**What is asked**
Quote every line as given.
Start of Provided records
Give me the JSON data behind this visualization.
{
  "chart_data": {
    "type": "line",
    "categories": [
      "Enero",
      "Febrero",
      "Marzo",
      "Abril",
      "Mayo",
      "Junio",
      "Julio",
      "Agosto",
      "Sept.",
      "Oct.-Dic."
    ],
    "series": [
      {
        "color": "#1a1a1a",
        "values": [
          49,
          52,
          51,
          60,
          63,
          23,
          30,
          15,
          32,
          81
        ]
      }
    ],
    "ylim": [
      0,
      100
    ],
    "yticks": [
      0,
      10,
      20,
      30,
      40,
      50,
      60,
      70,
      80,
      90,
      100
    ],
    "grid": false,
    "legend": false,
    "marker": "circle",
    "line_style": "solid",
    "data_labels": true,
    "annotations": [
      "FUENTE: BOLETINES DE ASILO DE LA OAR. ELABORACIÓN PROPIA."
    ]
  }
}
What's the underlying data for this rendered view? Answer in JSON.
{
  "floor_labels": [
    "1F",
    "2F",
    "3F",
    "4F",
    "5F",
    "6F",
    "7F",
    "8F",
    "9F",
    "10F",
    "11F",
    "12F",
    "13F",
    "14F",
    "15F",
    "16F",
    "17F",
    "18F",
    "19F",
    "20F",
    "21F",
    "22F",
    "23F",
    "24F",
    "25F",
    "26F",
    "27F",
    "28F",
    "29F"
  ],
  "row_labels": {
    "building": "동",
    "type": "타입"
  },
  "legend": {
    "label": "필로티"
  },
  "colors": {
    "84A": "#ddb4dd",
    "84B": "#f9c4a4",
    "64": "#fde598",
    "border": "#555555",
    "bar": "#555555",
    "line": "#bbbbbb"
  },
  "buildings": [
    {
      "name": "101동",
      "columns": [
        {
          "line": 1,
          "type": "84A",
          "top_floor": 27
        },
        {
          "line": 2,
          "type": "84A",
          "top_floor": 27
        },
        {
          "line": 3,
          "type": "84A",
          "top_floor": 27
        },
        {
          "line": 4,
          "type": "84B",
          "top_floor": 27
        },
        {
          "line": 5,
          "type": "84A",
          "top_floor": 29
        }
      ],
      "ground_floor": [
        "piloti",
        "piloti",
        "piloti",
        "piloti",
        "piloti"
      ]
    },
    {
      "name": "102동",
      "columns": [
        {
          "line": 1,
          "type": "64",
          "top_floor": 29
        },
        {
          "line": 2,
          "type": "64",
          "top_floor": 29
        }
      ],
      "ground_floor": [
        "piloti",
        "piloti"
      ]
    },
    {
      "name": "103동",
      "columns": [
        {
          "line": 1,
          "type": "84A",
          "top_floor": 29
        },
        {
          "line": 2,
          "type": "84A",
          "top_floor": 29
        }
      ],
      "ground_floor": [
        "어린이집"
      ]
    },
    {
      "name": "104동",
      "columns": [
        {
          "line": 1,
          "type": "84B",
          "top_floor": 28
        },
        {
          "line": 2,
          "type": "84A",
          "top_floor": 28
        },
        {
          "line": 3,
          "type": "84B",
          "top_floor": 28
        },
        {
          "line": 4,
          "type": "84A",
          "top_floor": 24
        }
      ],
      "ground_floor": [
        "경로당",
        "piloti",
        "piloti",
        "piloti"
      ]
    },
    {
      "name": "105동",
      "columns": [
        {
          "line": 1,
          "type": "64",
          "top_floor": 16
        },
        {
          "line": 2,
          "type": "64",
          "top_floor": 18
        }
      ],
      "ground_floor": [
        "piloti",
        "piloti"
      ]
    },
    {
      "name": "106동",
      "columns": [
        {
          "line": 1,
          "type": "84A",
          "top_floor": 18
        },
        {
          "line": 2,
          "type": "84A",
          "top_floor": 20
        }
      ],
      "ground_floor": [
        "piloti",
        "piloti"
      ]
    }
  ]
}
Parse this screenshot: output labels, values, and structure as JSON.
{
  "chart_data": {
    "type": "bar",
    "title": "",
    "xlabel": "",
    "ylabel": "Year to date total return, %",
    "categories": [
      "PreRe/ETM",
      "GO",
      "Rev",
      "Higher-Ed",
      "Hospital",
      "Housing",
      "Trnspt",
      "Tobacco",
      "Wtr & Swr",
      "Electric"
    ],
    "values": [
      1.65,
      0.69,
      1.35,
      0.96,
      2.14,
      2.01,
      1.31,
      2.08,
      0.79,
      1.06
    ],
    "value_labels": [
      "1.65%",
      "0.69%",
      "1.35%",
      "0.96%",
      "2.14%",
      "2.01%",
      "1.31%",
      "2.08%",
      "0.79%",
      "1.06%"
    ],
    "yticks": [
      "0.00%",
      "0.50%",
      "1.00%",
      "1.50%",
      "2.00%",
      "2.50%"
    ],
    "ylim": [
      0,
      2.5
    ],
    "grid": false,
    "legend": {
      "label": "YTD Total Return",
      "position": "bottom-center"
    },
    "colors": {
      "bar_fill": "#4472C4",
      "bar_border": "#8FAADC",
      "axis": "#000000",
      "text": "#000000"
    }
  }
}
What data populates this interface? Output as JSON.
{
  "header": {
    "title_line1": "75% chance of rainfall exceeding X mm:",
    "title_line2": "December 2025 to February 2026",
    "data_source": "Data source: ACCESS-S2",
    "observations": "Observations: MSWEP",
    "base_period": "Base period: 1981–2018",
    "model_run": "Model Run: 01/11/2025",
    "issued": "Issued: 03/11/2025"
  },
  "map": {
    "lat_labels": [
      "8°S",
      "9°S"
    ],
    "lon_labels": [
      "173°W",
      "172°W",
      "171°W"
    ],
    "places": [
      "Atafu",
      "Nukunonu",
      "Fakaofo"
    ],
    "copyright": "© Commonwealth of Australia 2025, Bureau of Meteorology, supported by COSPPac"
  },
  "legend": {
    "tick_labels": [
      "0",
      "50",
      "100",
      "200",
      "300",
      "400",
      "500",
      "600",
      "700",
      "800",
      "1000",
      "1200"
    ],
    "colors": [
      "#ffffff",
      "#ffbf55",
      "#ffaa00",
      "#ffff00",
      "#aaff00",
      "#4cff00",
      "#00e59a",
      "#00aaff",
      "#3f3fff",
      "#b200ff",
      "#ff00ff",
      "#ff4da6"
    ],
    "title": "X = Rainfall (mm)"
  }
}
End of Provided records
**Answer below**
Give me the JSON data behind this visualization.
{
  "chart_data": {
    "type": "line",
    "categories": [
      "Enero",
      "Febrero",
      "Marzo",
      "Abril",
      "Mayo",
      "Junio",
      "Julio",
      "Agosto",
      "Sept.",
      "Oct.-Dic."
    ],
    "series": [
      {
        "color": "#1a1a1a",
        "values": [
          49,
          52,
          51,
          60,
          63,
          23,
          30,
          15,
          32,
          81
        ]
      }
    ],
    "ylim": [
      0,
      100
    ],
    "yticks": [
      0,
      10,
      20,
      30,
      40,
      50,
      60,
      70,
      80,
      90,
      100
    ],
    "grid": false,
    "legend": false,
    "marker": "circle",
    "line_style": "solid",
    "data_labels": true,
    "annotations": [
      "FUENTE: BOLETINES DE ASILO DE LA OAR. ELABORACIÓN PROPIA."
    ]
  }
}
What's the underlying data for this rendered view? Answer in JSON.
{
  "floor_labels": [
    "1F",
    "2F",
    "3F",
    "4F",
    "5F",
    "6F",
    "7F",
    "8F",
    "9F",
    "10F",
    "11F",
    "12F",
    "13F",
    "14F",
    "15F",
    "16F",
    "17F",
    "18F",
    "19F",
    "20F",
    "21F",
    "22F",
    "23F",
    "24F",
    "25F",
    "26F",
    "27F",
    "28F",
    "29F"
  ],
  "row_labels": {
    "building": "동",
    "type": "타입"
  },
  "legend": {
    "label": "필로티"
  },
  "colors": {
    "84A": "#ddb4dd",
    "84B": "#f9c4a4",
    "64": "#fde598",
    "border": "#555555",
    "bar": "#555555",
    "line": "#bbbbbb"
  },
  "buildings": [
    {
      "name": "101동",
      "columns": [
        {
          "line": 1,
          "type": "84A",
          "top_floor": 27
        },
        {
          "line": 2,
          "type": "84A",
          "top_floor": 27
        },
        {
          "line": 3,
          "type": "84A",
          "top_floor": 27
        },
        {
          "line": 4,
          "type": "84B",
          "top_floor": 27
        },
        {
          "line": 5,
          "type": "84A",
          "top_floor": 29
        }
      ],
      "ground_floor": [
        "piloti",
        "piloti",
        "piloti",
        "piloti",
        "piloti"
      ]
    },
    {
      "name": "102동",
      "columns": [
        {
          "line": 1,
          "type": "64",
          "top_floor": 29
        },
        {
          "line": 2,
          "type": "64",
          "top_floor": 29
        }
      ],
      "ground_floor": [
        "piloti",
        "piloti"
      ]
    },
    {
      "name": "103동",
      "columns": [
        {
          "line": 1,
          "type": "84A",
          "top_floor": 29
        },
        {
          "line": 2,
          "type": "84A",
          "top_floor": 29
        }
      ],
      "ground_floor": [
        "어린이집"
      ]
    },
    {
      "name": "104동",
      "columns": [
        {
          "line": 1,
          "type": "84B",
          "top_floor": 28
        },
        {
          "line": 2,
          "type": "84A",
          "top_floor": 28
        },
        {
          "line": 3,
          "type": "84B",
          "top_floor": 28
        },
        {
          "line": 4,
          "type": "84A",
          "top_floor": 24
        }
      ],
      "ground_floor": [
        "경로당",
        "piloti",
        "piloti",
        "piloti"
      ]
    },
    {
      "name": "105동",
      "columns": [
        {
          "line": 1,
          "type": "64",
          "top_floor": 16
        },
        {
          "line": 2,
          "type": "64",
          "top_floor": 18
        }
      ],
      "ground_floor": [
        "piloti",
        "piloti"
      ]
    },
    {
      "name": "106동",
      "columns": [
        {
          "line": 1,
          "type": "84A",
          "top_floor": 18
        },
        {
          "line": 2,
          "type": "84A",
          "top_floor": 20
        }
      ],
      "ground_floor": [
        "piloti",
        "piloti"
      ]
    }
  ]
}
Parse this screenshot: output labels, values, and structure as JSON.
{
  "chart_data": {
    "type": "bar",
    "title": "",
    "xlabel": "",
    "ylabel": "Year to date total return, %",
    "categories": [
      "PreRe/ETM",
      "GO",
      "Rev",
      "Higher-Ed",
      "Hospital",
      "Housing",
      "Trnspt",
      "Tobacco",
      "Wtr & Swr",
      "Electric"
    ],
    "values": [
      1.65,
      0.69,
      1.35,
      0.96,
      2.14,
      2.01,
      1.31,
      2.08,
      0.79,
      1.06
    ],
    "value_labels": [
      "1.65%",
      "0.69%",
      "1.35%",
      "0.96%",
      "2.14%",
      "2.01%",
      "1.31%",
      "2.08%",
      "0.79%",
      "1.06%"
    ],
    "yticks": [
      "0.00%",
      "0.50%",
      "1.00%",
      "1.50%",
      "2.00%",
      "2.50%"
    ],
    "ylim": [
      0,
      2.5
    ],
    "grid": false,
    "legend": {
      "label": "YTD Total Return",
      "position": "bottom-center"
    },
    "colors": {
      "bar_fill": "#4472C4",
      "bar_border": "#8FAADC",
      "axis": "#000000",
      "text": "#000000"
    }
  }
}
What data populates this interface? Output as JSON.
{
  "header": {
    "title_line1": "75% chance of rainfall exceeding X mm:",
    "title_line2": "December 2025 to February 2026",
    "data_source": "Data source: ACCESS-S2",
    "observations": "Observations: MSWEP",
    "base_period": "Base period: 1981–2018",
    "model_run": "Model Run: 01/11/2025",
    "issued": "Issued: 03/11/2025"
  },
  "map": {
    "lat_labels": [
      "8°S",
      "9°S"
    ],
    "lon_labels": [
      "173°W",
      "172°W",
      "171°W"
    ],
    "places": [
      "Atafu",
      "Nukunonu",
      "Fakaofo"
    ],
    "copyright": "© Commonwealth of Australia 2025, Bureau of Meteorology, supported by COSPPac"
  },
  "legend": {
    "tick_labels": [
      "0",
      "50",
      "100",
      "200",
      "300",
      "400",
      "500",
      "600",
      "700",
      "800",
      "1000",
      "1200"
    ],
    "colors": [
      "#ffffff",
      "#ffbf55",
      "#ffaa00",
      "#ffff00",
      "#aaff00",
      "#4cff00",
      "#00e59a",
      "#00aaff",
      "#3f3fff",
      "#b200ff",
      "#ff00ff",
      "#ff4da6"
    ],
    "title": "X = Rainfall (mm)"
  }
}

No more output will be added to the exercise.